▶ Exercise directions
Repeat each line exactly, leaving nothing out.

▶ Excerpted data
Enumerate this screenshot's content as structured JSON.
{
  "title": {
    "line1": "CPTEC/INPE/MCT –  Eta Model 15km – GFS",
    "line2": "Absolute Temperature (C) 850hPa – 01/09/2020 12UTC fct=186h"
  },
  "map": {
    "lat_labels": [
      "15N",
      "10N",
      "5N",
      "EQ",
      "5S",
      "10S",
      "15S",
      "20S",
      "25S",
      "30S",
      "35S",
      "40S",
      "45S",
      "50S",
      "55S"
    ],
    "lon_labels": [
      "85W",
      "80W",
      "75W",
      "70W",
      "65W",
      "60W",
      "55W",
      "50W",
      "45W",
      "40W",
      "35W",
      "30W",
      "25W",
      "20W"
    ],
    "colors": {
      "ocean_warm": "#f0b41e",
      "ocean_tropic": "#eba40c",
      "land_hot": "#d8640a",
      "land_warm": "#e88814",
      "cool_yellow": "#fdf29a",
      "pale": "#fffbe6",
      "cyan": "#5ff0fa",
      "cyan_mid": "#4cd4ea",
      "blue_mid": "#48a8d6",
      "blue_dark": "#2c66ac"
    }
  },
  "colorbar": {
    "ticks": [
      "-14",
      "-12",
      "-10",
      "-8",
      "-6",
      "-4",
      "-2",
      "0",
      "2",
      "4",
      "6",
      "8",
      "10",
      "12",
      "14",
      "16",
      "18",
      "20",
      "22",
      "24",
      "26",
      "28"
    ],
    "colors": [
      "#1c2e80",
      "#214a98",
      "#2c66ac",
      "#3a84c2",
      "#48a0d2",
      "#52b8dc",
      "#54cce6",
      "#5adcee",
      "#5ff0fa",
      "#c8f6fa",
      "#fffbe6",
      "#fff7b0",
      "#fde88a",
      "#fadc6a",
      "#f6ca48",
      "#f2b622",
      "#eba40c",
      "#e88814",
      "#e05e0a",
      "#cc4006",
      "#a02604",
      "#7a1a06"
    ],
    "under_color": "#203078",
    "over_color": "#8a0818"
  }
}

▶ Expected answer
Enumerate this screenshot's content as structured JSON.
{
  "title": {
    "line1": "CPTEC/INPE/MCT –  Eta Model 15km – GFS",
    "line2": "Absolute Temperature (C) 850hPa – 01/09/2020 12UTC fct=186h"
  },
  "map": {
    "lat_labels": [
      "15N",
      "10N",
      "5N",
      "EQ",
      "5S",
      "10S",
      "15S",
      "20S",
      "25S",
      "30S",
      "35S",
      "40S",
      "45S",
      "50S",
      "55S"
    ],
    "lon_labels": [
      "85W",
      "80W",
      "75W",
      "70W",
      "65W",
      "60W",
      "55W",
      "50W",
      "45W",
      "40W",
      "35W",
      "30W",
      "25W",
      "20W"
    ],
    "colors": {
      "ocean_warm": "#f0b41e",
      "ocean_tropic": "#eba40c",
      "land_hot": "#d8640a",
      "land_warm": "#e88814",
      "cool_yellow": "#fdf29a",
      "pale": "#fffbe6",
      "cyan": "#5ff0fa",
      "cyan_mid": "#4cd4ea",
      "blue_mid": "#48a8d6",
      "blue_dark": "#2c66ac"
    }
  },
  "colorbar": {
    "ticks": [
      "-14",
      "-12",
      "-10",
      "-8",
      "-6",
      "-4",
      "-2",
      "0",
      "2",
      "4",
      "6",
      "8",
      "10",
      "12",
      "14",
      "16",
      "18",
      "20",
      "22",
      "24",
      "26",
      "28"
    ],
    "colors": [
      "#1c2e80",
      "#214a98",
      "#2c66ac",
      "#3a84c2",
      "#48a0d2",
      "#52b8dc",
      "#54cce6",
      "#5adcee",
      "#5ff0fa",
      "#c8f6fa",
      "#fffbe6",
      "#fff7b0",
      "#fde88a",
      "#fadc6a",
      "#f6ca48",
      "#f2b622",
      "#eba40c",
      "#e88814",
      "#e05e0a",
      "#cc4006",
      "#a02604",
      "#7a1a06"
    ],
    "under_color": "#203078",
    "over_color": "#8a0818"
  }
}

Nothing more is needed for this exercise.